What you are asked to do
Update the bootstrap confidence interval solution from "The 90% confidence" to "the given responses.", replacing "Replace" with "Substitute".
=== Document excerpt ===
The 90% confidence interval is 0 to 0.5.

## Step by step solution

01

## Convert Responses to Numerical Values

Replace 'yes' with 1 and 'no' with 0 for the given responses.

02

## List Bootstrap Samples

Given bootstrap samples are: \( \{0,0,0,0\}, \{1,0,1,0\}, \{1,0,1,0\}, \{0,0,0,0\}, \{0,0,0,0\}, \{0,1,0,0\}, \{0,0,0,0\}, \{0,0,0,0\}, \{0,1,0,0\}, \{1,1,0,0\} \)

03

## Calculate Proportion for Each Sample

Calculate the proportion of 'yes' (1) in each bootstrap sample: Sample 1: 0 Sample 2: 0.5 Sample 3: 0.5 Sample 4: 0 Sample 5: 0 Sample 6: 0.25 Sample 7: 0 Sample 8: 0 Sample 9: 0.25 Sample 10: 0.5

04

## Sort the Proportions

Sorted proportions are: \( \{0, 0, 0, 0, 0, 0, 0.25, 0.25, 0.5, 0.5\} \)
=== Dataset ===
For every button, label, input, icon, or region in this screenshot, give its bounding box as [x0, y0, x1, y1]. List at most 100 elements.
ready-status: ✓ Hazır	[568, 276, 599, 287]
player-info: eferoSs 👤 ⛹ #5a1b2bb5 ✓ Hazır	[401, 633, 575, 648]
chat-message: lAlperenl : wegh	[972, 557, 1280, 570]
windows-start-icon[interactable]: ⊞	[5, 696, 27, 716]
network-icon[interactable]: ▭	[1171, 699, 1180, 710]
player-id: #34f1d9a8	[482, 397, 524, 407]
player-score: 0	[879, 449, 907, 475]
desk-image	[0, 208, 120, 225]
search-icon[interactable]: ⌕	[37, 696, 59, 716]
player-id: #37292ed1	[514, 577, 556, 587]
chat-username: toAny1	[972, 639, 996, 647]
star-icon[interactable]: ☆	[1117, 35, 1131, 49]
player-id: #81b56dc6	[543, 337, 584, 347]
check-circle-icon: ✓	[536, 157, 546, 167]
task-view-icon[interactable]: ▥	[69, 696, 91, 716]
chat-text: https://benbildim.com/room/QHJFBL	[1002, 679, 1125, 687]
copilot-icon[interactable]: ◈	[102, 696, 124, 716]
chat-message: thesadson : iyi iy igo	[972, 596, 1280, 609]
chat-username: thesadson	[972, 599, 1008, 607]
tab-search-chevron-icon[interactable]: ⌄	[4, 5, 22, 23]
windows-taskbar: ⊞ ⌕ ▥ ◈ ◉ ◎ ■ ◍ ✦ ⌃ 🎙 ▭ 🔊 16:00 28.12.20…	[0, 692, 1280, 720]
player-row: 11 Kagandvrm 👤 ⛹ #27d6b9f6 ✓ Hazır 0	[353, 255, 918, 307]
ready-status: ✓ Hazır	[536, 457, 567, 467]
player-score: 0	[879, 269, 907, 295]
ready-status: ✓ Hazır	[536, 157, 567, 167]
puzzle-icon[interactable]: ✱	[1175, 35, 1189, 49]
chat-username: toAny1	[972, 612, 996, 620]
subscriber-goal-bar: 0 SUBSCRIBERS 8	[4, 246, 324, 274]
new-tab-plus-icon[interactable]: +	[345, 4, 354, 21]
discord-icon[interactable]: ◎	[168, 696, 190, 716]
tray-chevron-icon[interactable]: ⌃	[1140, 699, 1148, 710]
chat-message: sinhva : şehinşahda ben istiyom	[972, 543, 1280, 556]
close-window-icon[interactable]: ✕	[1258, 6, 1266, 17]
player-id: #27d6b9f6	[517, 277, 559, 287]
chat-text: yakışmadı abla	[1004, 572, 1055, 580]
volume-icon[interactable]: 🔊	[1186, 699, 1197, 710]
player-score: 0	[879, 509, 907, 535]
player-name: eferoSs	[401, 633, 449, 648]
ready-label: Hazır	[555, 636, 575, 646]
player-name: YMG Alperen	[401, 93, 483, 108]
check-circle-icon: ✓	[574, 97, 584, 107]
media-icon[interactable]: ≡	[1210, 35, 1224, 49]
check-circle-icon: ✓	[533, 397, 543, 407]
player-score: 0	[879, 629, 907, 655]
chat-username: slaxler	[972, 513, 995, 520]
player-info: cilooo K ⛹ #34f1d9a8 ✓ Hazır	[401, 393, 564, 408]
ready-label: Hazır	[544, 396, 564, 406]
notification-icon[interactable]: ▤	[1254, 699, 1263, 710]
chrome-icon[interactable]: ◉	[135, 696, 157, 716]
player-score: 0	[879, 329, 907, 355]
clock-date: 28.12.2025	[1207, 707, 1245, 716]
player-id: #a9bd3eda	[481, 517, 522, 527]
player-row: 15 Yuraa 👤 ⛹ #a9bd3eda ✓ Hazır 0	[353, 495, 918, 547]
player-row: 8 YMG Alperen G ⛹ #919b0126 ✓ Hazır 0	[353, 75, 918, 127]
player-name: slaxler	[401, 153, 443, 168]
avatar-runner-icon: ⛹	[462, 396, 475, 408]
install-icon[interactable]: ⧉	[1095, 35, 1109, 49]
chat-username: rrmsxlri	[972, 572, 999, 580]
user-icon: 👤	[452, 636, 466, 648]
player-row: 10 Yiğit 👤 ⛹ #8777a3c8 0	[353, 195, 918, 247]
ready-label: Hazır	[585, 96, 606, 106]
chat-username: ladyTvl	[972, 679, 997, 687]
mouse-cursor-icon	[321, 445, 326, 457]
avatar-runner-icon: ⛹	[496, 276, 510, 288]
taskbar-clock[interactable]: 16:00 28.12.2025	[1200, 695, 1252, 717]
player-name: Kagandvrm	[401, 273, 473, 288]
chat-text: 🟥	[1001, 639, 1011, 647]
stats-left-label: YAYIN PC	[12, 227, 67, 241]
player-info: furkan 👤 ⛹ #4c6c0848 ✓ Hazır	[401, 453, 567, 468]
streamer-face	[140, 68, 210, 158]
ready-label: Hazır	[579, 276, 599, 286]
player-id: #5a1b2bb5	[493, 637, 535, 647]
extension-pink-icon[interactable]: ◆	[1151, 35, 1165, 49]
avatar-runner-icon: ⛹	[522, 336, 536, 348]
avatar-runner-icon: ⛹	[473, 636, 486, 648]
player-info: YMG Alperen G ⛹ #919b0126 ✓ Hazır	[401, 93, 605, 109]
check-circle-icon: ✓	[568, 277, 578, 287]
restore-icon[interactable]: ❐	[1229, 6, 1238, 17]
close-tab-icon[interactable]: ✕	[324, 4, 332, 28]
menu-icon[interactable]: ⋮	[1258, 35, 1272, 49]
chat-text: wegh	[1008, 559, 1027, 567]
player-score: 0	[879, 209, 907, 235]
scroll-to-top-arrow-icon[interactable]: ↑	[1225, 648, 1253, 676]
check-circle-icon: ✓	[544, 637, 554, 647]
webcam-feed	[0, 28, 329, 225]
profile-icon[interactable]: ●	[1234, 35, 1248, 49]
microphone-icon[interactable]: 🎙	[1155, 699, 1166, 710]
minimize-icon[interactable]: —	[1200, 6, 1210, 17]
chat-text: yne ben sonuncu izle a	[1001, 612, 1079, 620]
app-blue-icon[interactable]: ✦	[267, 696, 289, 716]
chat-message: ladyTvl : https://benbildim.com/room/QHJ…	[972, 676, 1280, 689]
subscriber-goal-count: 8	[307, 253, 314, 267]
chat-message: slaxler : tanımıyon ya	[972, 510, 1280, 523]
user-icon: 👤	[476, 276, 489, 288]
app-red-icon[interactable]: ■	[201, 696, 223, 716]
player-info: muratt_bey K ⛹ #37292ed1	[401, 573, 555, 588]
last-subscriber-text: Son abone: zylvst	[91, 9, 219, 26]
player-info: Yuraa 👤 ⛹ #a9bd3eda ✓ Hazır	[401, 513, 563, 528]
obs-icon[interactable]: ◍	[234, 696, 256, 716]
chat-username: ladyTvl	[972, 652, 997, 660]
===
Exercise answer
The 90% confidence interval is 0 to 0.5.

## Step by step solution

01

## Convert Responses to Numerical Values

Substitute 'yes' with 1 and 'no' with 0 for the given responses.